— SUPPLIED PASSAGE —

= = = =

I really should have been raking

I really should have been raking.

Craning my eye level just above the bonfire, I calculated another 30,000 or so Douglas fir cones amidst the fallen woody debris awaiting my trusty blue rake. But I really don’t care for raking and any distraction is a welcome one.

In this case, a friend and I had plunked our backsides into lawn chairs and were happily nursing cold beers as the sunshine warmed our faces along with the fire.

Felt good to do nothing, especially after a busy two days – well, a day-and-a-half – of seemingly endless yard work.

It felt even better to feel the sun’s warmth, something that has been sorely lacking since, say, last September? Ah yes, there’s the note in the Farmer’s Almanac:

Sept. 13, 2010: Last actual day you will feel warm again outdoors until late April 2011.

I think El Nina is really a Spanish name for “Cold Witch.” (Feel free to replace the W with a B if you like.)

Perhaps I’m a tad harsh. After all, it’s not like I had to clear the driveway of a metre of snow, which isn’t all that uncommon during our so-called “mild” winters.

I can never forget my first winter here back in 1990-’91.

“Oh, your new here? Well, it NEVER snows!” more than one liar told me.

I believe it was late January or early February, when more than a metre of snow dumped on us and then the mercury dipped to somewhere below minus-10 Celsius. For nearly two weeks, the motorists faced life or death situations at every left turn as they attempted to see around the frozen piles of snow, idiotically left in the middle of the roads.

City workers have since improved their snow removal techniques and, fortunately, we’ve never had another winter as brutal as that one since.

= = = =

Items from a data source:
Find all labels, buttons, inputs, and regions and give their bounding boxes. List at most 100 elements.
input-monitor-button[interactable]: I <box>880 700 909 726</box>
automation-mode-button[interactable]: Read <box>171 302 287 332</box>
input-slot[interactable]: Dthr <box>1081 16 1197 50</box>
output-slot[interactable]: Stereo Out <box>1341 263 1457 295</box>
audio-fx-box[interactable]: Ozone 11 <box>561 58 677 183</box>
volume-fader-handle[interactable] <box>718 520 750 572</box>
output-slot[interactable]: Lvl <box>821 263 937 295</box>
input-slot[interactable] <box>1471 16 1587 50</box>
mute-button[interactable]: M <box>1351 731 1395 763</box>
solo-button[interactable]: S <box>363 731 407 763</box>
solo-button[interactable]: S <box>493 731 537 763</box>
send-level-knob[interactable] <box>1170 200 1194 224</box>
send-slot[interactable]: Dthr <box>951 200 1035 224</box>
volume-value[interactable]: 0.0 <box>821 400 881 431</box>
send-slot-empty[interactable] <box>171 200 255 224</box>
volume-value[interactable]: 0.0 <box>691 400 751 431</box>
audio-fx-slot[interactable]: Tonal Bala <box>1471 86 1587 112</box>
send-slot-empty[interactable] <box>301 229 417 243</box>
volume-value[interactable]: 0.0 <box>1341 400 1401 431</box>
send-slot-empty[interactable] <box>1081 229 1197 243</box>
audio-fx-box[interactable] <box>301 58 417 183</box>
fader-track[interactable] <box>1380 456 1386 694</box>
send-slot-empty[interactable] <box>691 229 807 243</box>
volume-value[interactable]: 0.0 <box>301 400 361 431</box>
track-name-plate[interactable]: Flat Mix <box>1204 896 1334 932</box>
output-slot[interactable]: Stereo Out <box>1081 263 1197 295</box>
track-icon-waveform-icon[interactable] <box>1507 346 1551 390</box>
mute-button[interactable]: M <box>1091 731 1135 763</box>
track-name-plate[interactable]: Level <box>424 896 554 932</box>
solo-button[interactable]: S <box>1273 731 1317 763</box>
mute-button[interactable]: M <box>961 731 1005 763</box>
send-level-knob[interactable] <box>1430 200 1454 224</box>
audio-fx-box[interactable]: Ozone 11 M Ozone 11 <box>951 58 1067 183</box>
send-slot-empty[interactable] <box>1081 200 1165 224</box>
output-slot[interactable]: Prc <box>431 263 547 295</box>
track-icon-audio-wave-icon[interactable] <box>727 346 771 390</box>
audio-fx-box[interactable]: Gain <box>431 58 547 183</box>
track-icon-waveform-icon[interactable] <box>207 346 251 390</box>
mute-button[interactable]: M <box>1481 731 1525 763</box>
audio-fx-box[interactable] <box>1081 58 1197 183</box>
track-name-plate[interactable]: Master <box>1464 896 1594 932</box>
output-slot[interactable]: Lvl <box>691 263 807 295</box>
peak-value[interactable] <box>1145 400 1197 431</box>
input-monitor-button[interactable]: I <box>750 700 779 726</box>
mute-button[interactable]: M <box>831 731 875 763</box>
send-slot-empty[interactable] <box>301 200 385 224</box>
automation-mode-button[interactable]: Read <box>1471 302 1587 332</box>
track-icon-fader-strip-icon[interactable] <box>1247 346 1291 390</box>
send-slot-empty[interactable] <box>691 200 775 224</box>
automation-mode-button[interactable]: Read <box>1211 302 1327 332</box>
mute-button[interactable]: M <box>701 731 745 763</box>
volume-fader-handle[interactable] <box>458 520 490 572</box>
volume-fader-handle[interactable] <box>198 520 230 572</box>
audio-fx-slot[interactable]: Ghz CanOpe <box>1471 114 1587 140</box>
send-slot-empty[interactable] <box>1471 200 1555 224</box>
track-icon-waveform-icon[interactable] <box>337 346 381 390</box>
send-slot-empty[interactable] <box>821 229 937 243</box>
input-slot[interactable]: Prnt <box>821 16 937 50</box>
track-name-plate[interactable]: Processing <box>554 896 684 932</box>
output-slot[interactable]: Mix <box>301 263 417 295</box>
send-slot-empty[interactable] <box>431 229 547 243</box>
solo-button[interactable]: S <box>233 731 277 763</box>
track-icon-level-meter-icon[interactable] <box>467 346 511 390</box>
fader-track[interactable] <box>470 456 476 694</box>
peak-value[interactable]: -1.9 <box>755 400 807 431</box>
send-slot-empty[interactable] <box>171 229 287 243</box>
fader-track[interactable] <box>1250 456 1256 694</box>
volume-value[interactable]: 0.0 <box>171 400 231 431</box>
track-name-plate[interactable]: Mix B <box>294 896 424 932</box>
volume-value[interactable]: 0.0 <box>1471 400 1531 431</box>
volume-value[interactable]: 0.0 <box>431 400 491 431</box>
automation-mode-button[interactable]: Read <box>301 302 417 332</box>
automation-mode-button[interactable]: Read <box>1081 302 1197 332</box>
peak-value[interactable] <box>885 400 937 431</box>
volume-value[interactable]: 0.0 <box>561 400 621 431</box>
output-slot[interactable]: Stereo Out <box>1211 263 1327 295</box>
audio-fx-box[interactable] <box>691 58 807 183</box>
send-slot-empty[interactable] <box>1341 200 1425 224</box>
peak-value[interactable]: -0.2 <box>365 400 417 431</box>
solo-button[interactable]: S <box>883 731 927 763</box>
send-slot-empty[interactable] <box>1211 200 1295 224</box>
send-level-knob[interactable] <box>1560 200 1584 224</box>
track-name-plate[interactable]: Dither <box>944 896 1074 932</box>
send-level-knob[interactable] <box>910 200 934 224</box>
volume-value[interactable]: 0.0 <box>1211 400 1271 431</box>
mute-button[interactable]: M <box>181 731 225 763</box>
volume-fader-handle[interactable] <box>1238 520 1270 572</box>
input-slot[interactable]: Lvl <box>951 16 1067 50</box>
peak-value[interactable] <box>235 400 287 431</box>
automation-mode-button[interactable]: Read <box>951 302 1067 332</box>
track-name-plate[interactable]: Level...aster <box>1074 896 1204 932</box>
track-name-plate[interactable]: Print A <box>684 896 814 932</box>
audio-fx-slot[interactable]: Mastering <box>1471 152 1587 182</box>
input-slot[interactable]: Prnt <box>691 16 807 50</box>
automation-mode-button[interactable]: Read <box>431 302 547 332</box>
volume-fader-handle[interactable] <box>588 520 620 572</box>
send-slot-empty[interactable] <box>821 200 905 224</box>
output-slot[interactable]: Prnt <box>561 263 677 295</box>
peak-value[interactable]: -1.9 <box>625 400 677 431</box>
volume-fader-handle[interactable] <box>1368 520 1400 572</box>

= = = =

— EXERCISE —
Decide whether each statement below agrees with the piece about raking, answering yes or no and quoting the words from the text that settle it.
1. The writer enjoys raking.
2. The writer's first winter there was in 1990-'91.
3. City workers have not changed their snow removal techniques since that winter.

— RESULT OF THE TASK —
1. No: "But I really don’t care for raking and any distraction is a welcome one."
2. Yes: "I can never forget my first winter here back in 1990-’91."
3. No: "City workers have since improved their snow removal techniques"